▶ [Work to be completed] Copy each record exactly as it reads, leaving out any pictures it holds.

(Figure record listings)
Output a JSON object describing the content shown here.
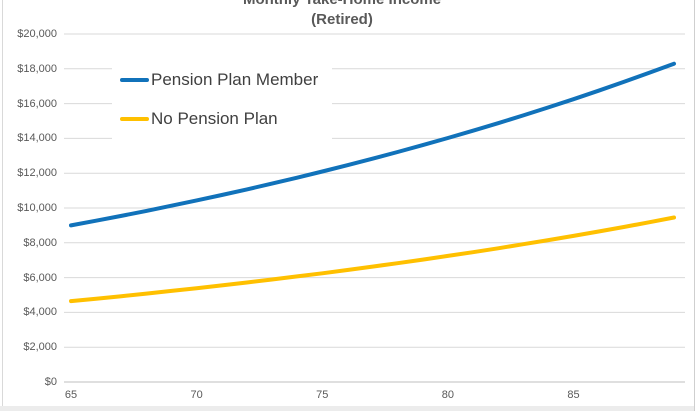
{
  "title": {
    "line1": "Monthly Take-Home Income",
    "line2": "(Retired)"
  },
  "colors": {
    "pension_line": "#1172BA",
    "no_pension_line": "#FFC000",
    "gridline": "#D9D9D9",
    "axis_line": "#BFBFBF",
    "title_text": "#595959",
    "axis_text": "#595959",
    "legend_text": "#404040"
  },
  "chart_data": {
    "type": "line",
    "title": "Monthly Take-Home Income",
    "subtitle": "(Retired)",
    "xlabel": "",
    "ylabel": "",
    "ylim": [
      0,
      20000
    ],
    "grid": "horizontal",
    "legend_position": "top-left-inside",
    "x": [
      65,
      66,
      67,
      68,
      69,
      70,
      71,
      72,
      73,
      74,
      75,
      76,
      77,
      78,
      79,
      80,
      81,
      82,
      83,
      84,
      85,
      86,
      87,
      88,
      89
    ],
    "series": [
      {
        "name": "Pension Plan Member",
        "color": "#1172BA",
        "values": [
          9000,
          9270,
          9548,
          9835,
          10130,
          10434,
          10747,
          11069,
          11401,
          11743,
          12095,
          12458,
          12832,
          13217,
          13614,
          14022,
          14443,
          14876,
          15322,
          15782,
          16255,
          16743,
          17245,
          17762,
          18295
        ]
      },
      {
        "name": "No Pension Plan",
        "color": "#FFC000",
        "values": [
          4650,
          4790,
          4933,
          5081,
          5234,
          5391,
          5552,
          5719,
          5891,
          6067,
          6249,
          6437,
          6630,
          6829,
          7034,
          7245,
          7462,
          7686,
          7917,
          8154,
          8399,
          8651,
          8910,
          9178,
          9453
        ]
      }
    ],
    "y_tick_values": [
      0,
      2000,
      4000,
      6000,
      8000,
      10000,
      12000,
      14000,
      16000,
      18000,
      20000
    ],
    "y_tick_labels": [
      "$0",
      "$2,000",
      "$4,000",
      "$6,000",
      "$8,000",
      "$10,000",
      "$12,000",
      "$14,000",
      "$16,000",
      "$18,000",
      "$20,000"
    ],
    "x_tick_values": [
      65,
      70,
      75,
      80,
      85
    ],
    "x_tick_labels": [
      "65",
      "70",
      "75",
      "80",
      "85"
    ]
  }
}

▶ [Result of this task]
Output a JSON object describing the content shown here.
{
  "title": {
    "line1": "Monthly Take-Home Income",
    "line2": "(Retired)"
  },
  "colors": {
    "pension_line": "#1172BA",
    "no_pension_line": "#FFC000",
    "gridline": "#D9D9D9",
    "axis_line": "#BFBFBF",
    "title_text": "#595959",
    "axis_text": "#595959",
    "legend_text": "#404040"
  },
  "chart_data": {
    "type": "line",
    "title": "Monthly Take-Home Income",
    "subtitle": "(Retired)",
    "xlabel": "",
    "ylabel": "",
    "ylim": [
      0,
      20000
    ],
    "grid": "horizontal",
    "legend_position": "top-left-inside",
    "x": [
      65,
      66,
      67,
      68,
      69,
      70,
      71,
      72,
      73,
      74,
      75,
      76,
      77,
      78,
      79,
      80,
      81,
      82,
      83,
      84,
      85,
      86,
      87,
      88,
      89
    ],
    "series": [
      {
        "name": "Pension Plan Member",
        "color": "#1172BA",
        "values": [
          9000,
          9270,
          9548,
          9835,
          10130,
          10434,
          10747,
          11069,
          11401,
          11743,
          12095,
          12458,
          12832,
          13217,
          13614,
          14022,
          14443,
          14876,
          15322,
          15782,
          16255,
          16743,
          17245,
          17762,
          18295
        ]
      },
      {
        "name": "No Pension Plan",
        "color": "#FFC000",
        "values": [
          4650,
          4790,
          4933,
          5081,
          5234,
          5391,
          5552,
          5719,
          5891,
          6067,
          6249,
          6437,
          6630,
          6829,
          7034,
          7245,
          7462,
          7686,
          7917,
          8154,
          8399,
          8651,
          8910,
          9178,
          9453
        ]
      }
    ],
    "y_tick_values": [
      0,
      2000,
      4000,
      6000,
      8000,
      10000,
      12000,
      14000,
      16000,
      18000,
      20000
    ],
    "y_tick_labels": [
      "$0",
      "$2,000",
      "$4,000",
      "$6,000",
      "$8,000",
      "$10,000",
      "$12,000",
      "$14,000",
      "$16,000",
      "$18,000",
      "$20,000"
    ],
    "x_tick_values": [
      65,
      70,
      75,
      80,
      85
    ],
    "x_tick_labels": [
      "65",
      "70",
      "75",
      "80",
      "85"
    ]
  }
}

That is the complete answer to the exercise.